Some records:
——

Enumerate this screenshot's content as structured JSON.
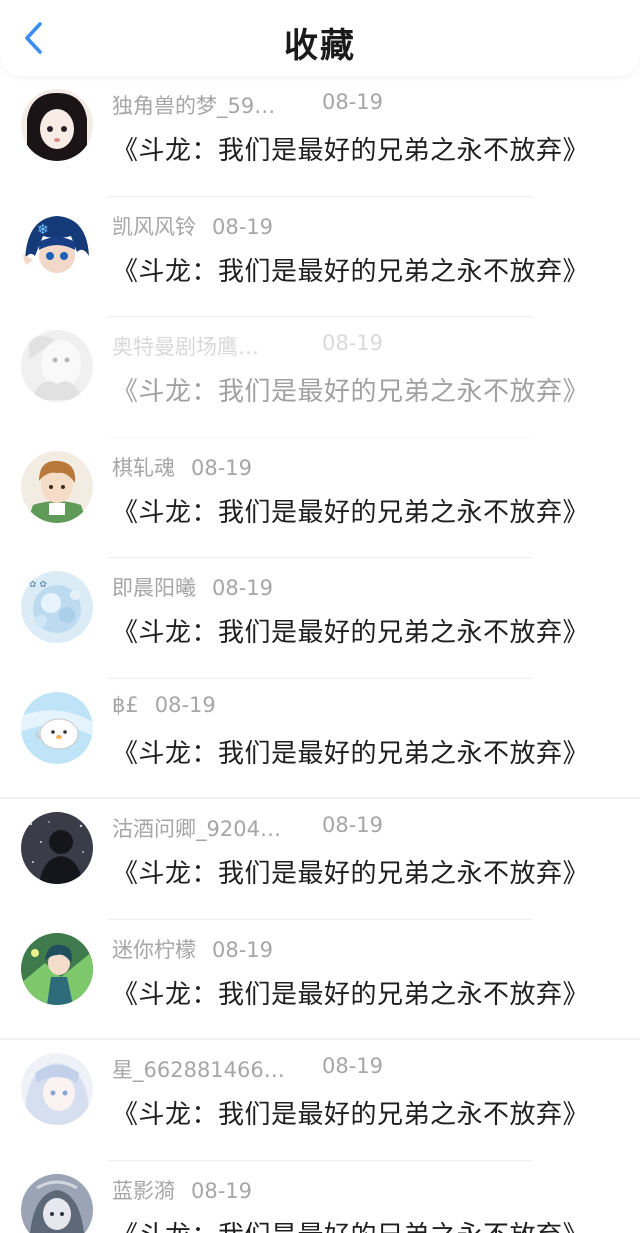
{
  "header": {
    "title": "收藏",
    "back_icon": "chevron-left-icon",
    "accent": "#3a8ef0"
  },
  "items": [
    {
      "name": "独角兽的梦_59…",
      "date": "08-19",
      "text": "《斗龙：我们是最好的兄弟之永不放弃》",
      "avatar_icon": "avatar-anime-girl-dark-hair",
      "faded": false
    },
    {
      "name": "凯风风铃",
      "date": "08-19",
      "text": "《斗龙：我们是最好的兄弟之永不放弃》",
      "avatar_icon": "avatar-anime-blue-hair",
      "faded": false
    },
    {
      "name": "奥特曼剧场鹰…",
      "date": "08-19",
      "text": "《斗龙：我们是最好的兄弟之永不放弃》",
      "avatar_icon": "avatar-grey-sketch",
      "faded": true
    },
    {
      "name": "棋轧魂",
      "date": "08-19",
      "text": "《斗龙：我们是最好的兄弟之永不放弃》",
      "avatar_icon": "avatar-anime-boy-green",
      "faded": false
    },
    {
      "name": "即晨阳曦",
      "date": "08-19",
      "text": "《斗龙：我们是最好的兄弟之永不放弃》",
      "avatar_icon": "avatar-light-blue-bubble",
      "faded": false
    },
    {
      "name": "฿£",
      "date": "08-19",
      "text": "《斗龙：我们是最好的兄弟之永不放弃》",
      "avatar_icon": "avatar-white-chick",
      "faded": false
    },
    {
      "name": "沽酒问卿_9204…",
      "date": "08-19",
      "text": "《斗龙：我们是最好的兄弟之永不放弃》",
      "avatar_icon": "avatar-dark-starry",
      "faded": false
    },
    {
      "name": "迷你柠檬",
      "date": "08-19",
      "text": "《斗龙：我们是最好的兄弟之永不放弃》",
      "avatar_icon": "avatar-green-character",
      "faded": false
    },
    {
      "name": "星_662881466…",
      "date": "08-19",
      "text": "《斗龙：我们是最好的兄弟之永不放弃》",
      "avatar_icon": "avatar-pale-blue-anime",
      "faded": false
    },
    {
      "name": "蓝影漪",
      "date": "08-19",
      "text": "《斗龙：我们是最好的兄弟之永不放弃》",
      "avatar_icon": "avatar-grey-blue-anime",
      "faded": false
    }
  ]
}
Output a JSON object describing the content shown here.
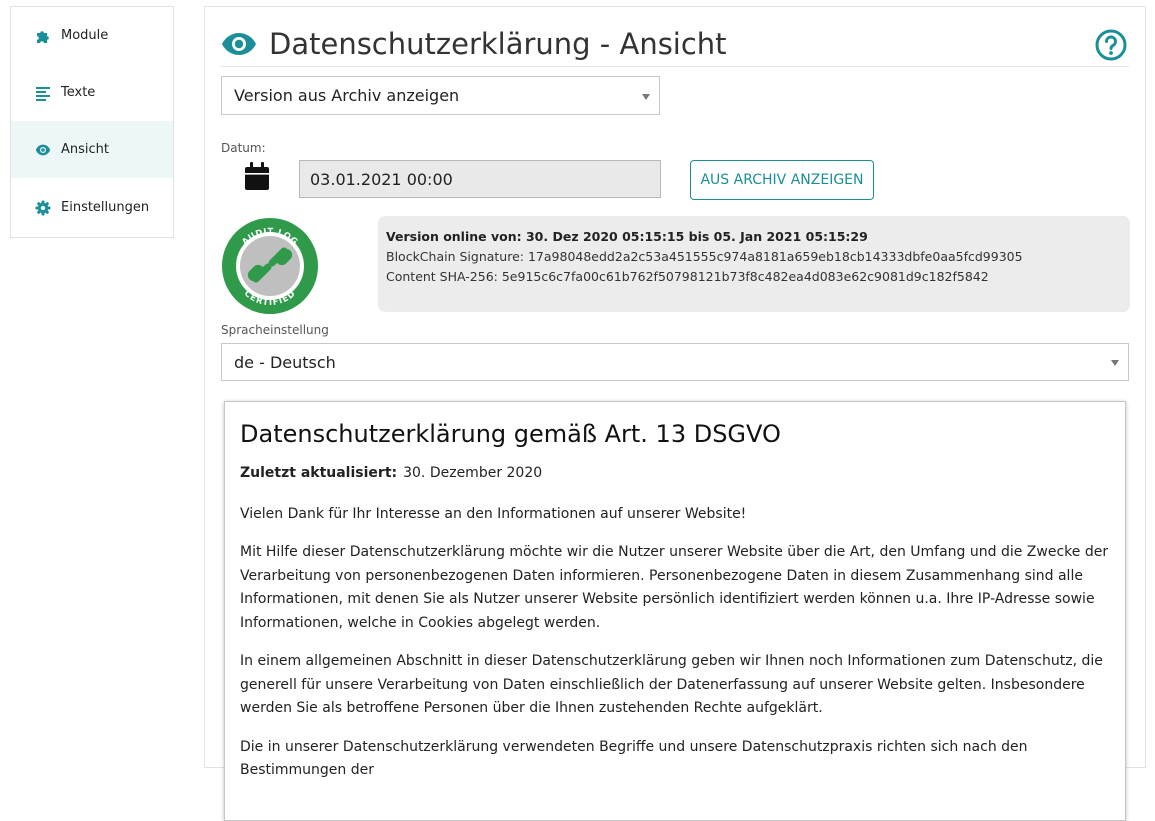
{
  "sidebar": {
    "items": [
      {
        "label": "Module",
        "icon": "puzzle-icon"
      },
      {
        "label": "Texte",
        "icon": "align-left-icon"
      },
      {
        "label": "Ansicht",
        "icon": "eye-icon",
        "active": true
      },
      {
        "label": "Einstellungen",
        "icon": "gear-icon"
      }
    ]
  },
  "header": {
    "title": "Datenschutzerklärung - Ansicht"
  },
  "archive_select": {
    "value": "Version aus Archiv anzeigen"
  },
  "date": {
    "label": "Datum:",
    "value": "03.01.2021 00:00"
  },
  "archive_button": {
    "label": "AUS ARCHIV ANZEIGEN"
  },
  "audit_badge": {
    "top_text": "AUDIT LOG",
    "bottom_text": "CERTIFIED"
  },
  "info": {
    "line1": "Version online von: 30. Dez 2020 05:15:15 bis 05. Jan 2021 05:15:29",
    "line2": "BlockChain Signature: 17a98048edd2a2c53a451555c974a8181a659eb18cb14333dbfe0aa5fcd99305",
    "line3": "Content SHA-256: 5e915c6c7fa00c61b762f50798121b73f8c482ea4d083e62c9081d9c182f5842"
  },
  "language": {
    "label": "Spracheinstellung",
    "value": "de - Deutsch"
  },
  "document": {
    "heading": "Datenschutzerklärung gemäß Art. 13 DSGVO",
    "updated_label": "Zuletzt aktualisiert:",
    "updated_value": "30. Dezember 2020",
    "paragraphs": [
      "Vielen Dank für Ihr Interesse an den Informationen auf unserer Website!",
      "Mit Hilfe dieser Datenschutzerklärung möchte wir die Nutzer unserer Website über die Art,  den Umfang und die Zwecke der Verarbeitung von personenbezogenen Daten informieren. Personenbezogene Daten in diesem Zusammenhang sind alle Informationen, mit denen Sie als Nutzer unserer Website persönlich identifiziert werden können u.a. Ihre IP-Adresse sowie Informationen, welche in Cookies abgelegt werden.",
      "In einem allgemeinen Abschnitt in dieser Datenschutzerklärung geben wir Ihnen noch Informationen zum Datenschutz, die generell für unsere Verarbeitung von Daten einschließlich der Datenerfassung auf unserer Website gelten. Insbesondere werden Sie als betroffene Personen über die Ihnen zustehenden Rechte aufgeklärt.",
      "Die in unserer Datenschutzerklärung verwendeten Begriffe und unsere Datenschutzpraxis richten sich nach den Bestimmungen der"
    ]
  },
  "colors": {
    "accent": "#1a8f98",
    "badge_green": "#2e9a4a",
    "active_bg": "#eef7f8",
    "info_bg": "#ececec"
  }
}
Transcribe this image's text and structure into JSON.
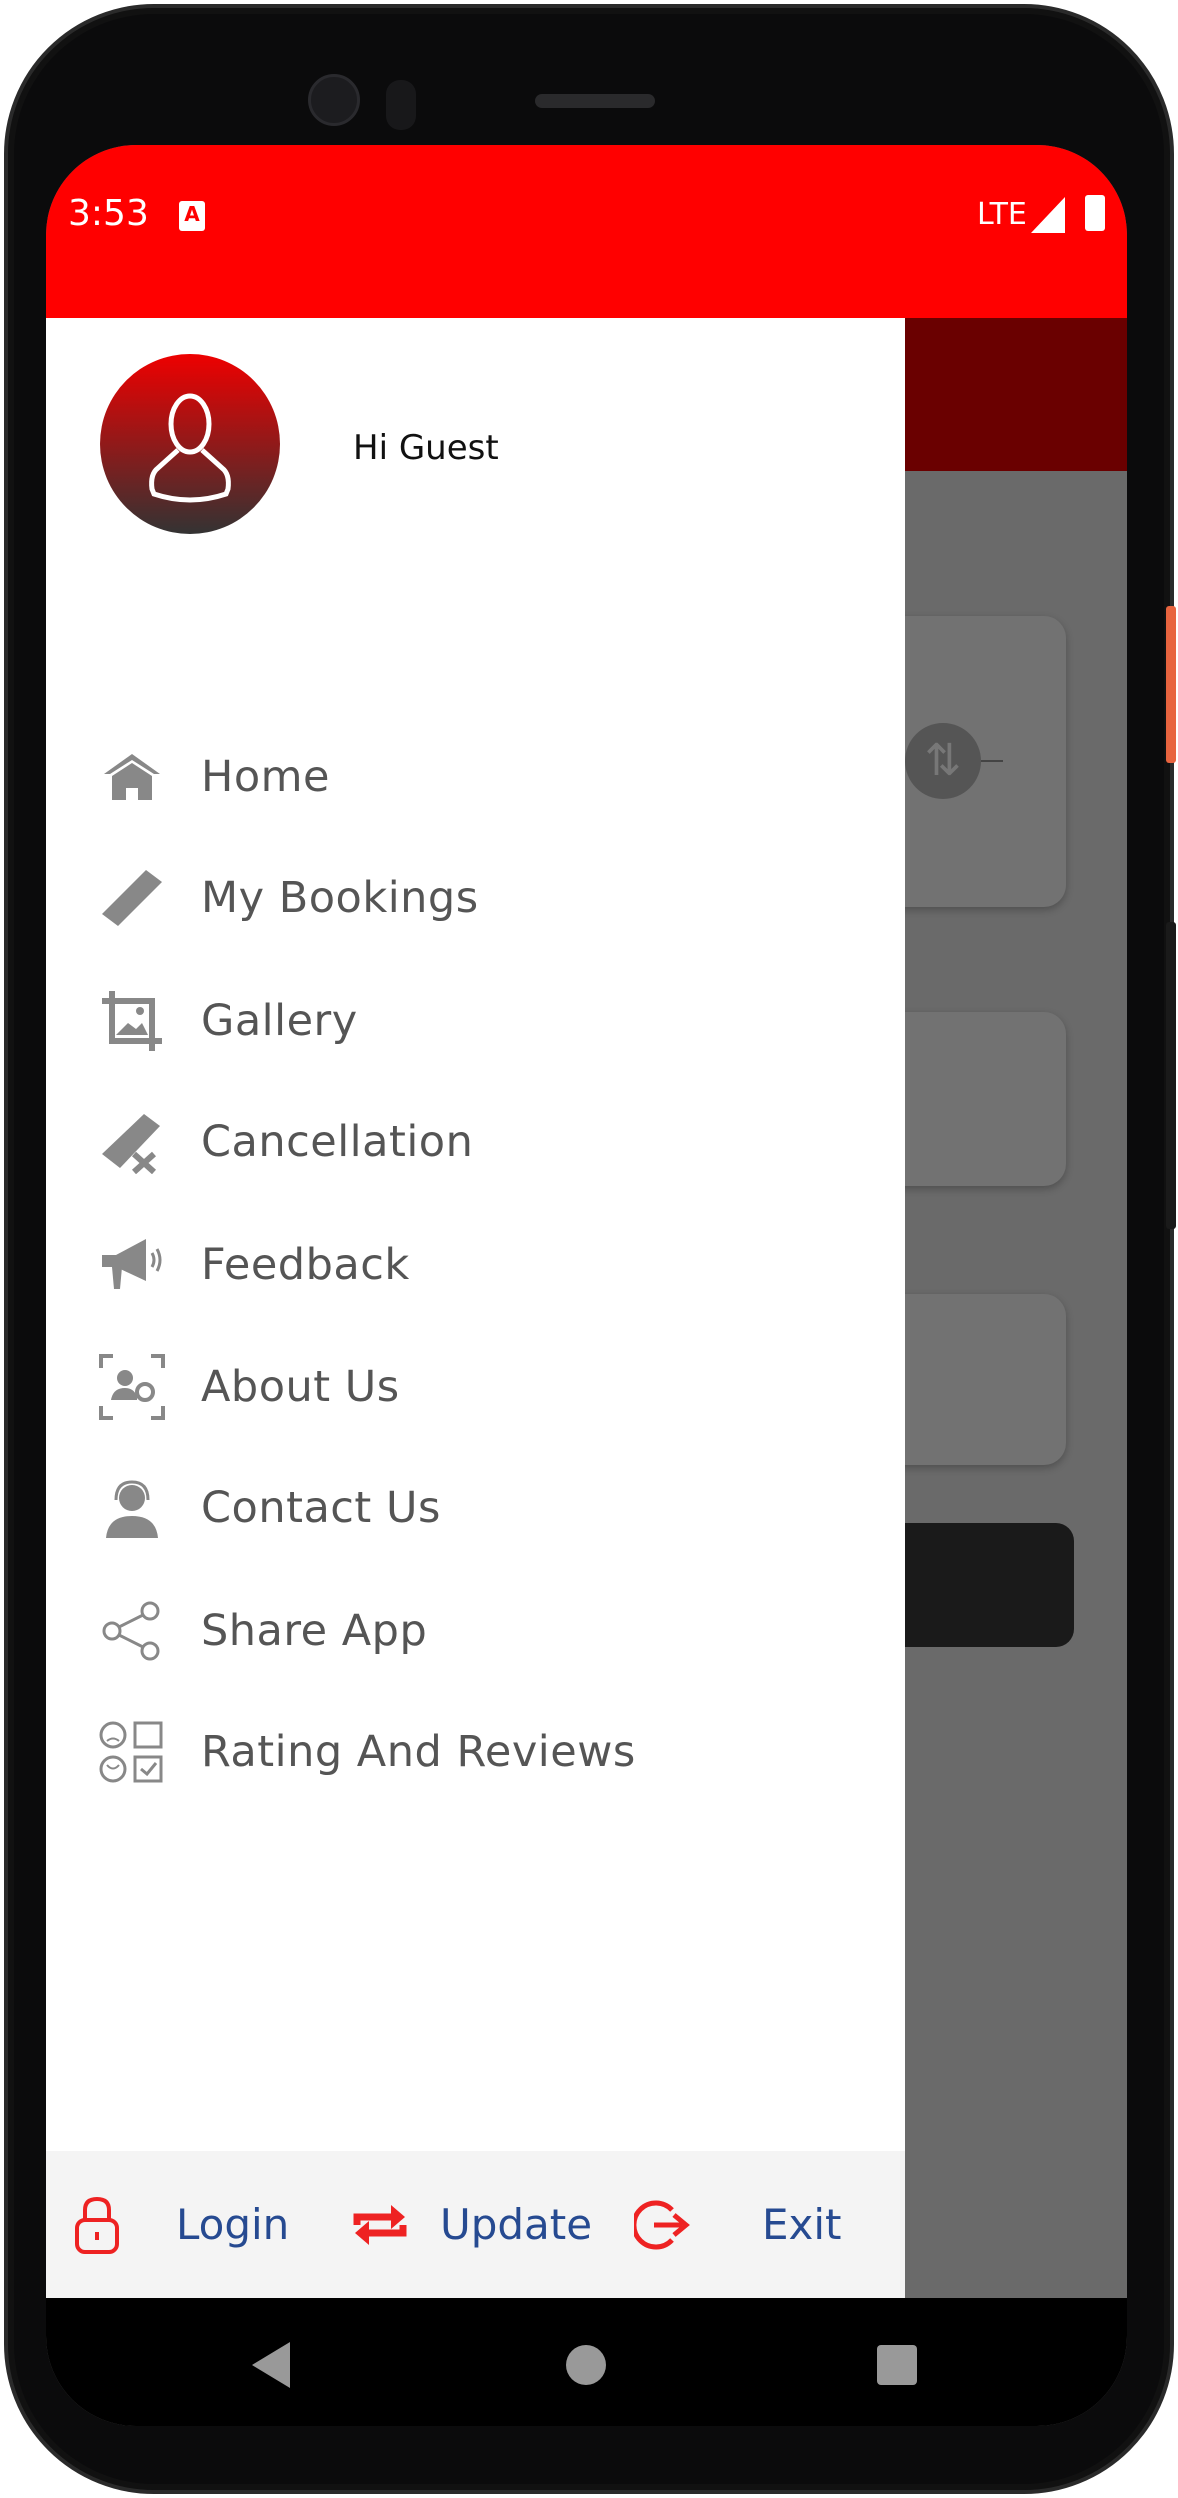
{
  "status_bar": {
    "time": "3:53",
    "network": "LTE",
    "color": "#ff0000"
  },
  "drawer": {
    "greeting": "Hi Guest",
    "items": [
      {
        "label": "Home",
        "icon": "home-icon"
      },
      {
        "label": "My Bookings",
        "icon": "ticket-icon"
      },
      {
        "label": "Gallery",
        "icon": "gallery-icon"
      },
      {
        "label": "Cancellation",
        "icon": "ticket-cancel-icon"
      },
      {
        "label": "Feedback",
        "icon": "megaphone-icon"
      },
      {
        "label": "About Us",
        "icon": "about-icon"
      },
      {
        "label": "Contact Us",
        "icon": "support-agent-icon"
      },
      {
        "label": "Share App",
        "icon": "share-icon"
      },
      {
        "label": "Rating And Reviews",
        "icon": "rating-icon"
      }
    ],
    "footer": {
      "login": "Login",
      "update": "Update",
      "exit": "Exit"
    }
  },
  "colors": {
    "accent": "#ff0000",
    "footer_text": "#264a91",
    "icon_gray": "#888888"
  }
}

——

● **GIVEN EXERCISE**
List all lines where "avatar" occurs.

● **EXERCISE ANSWER**
      "avatar_icon": "avatar-anime-girl-dark-hair",
      "avatar_icon": "avatar-anime-blue-hair",
      "avatar_icon": "avatar-grey-sketch",
      "avatar_icon": "avatar-anime-boy-green",
      "avatar_icon": "avatar-light-blue-bubble",
      "avatar_icon": "avatar-white-chick",
      "avatar_icon": "avatar-dark-starry",
      "avatar_icon": "avatar-green-character",
      "avatar_icon": "avatar-pale-blue-anime",
      "avatar_icon": "avatar-grey-blue-anime",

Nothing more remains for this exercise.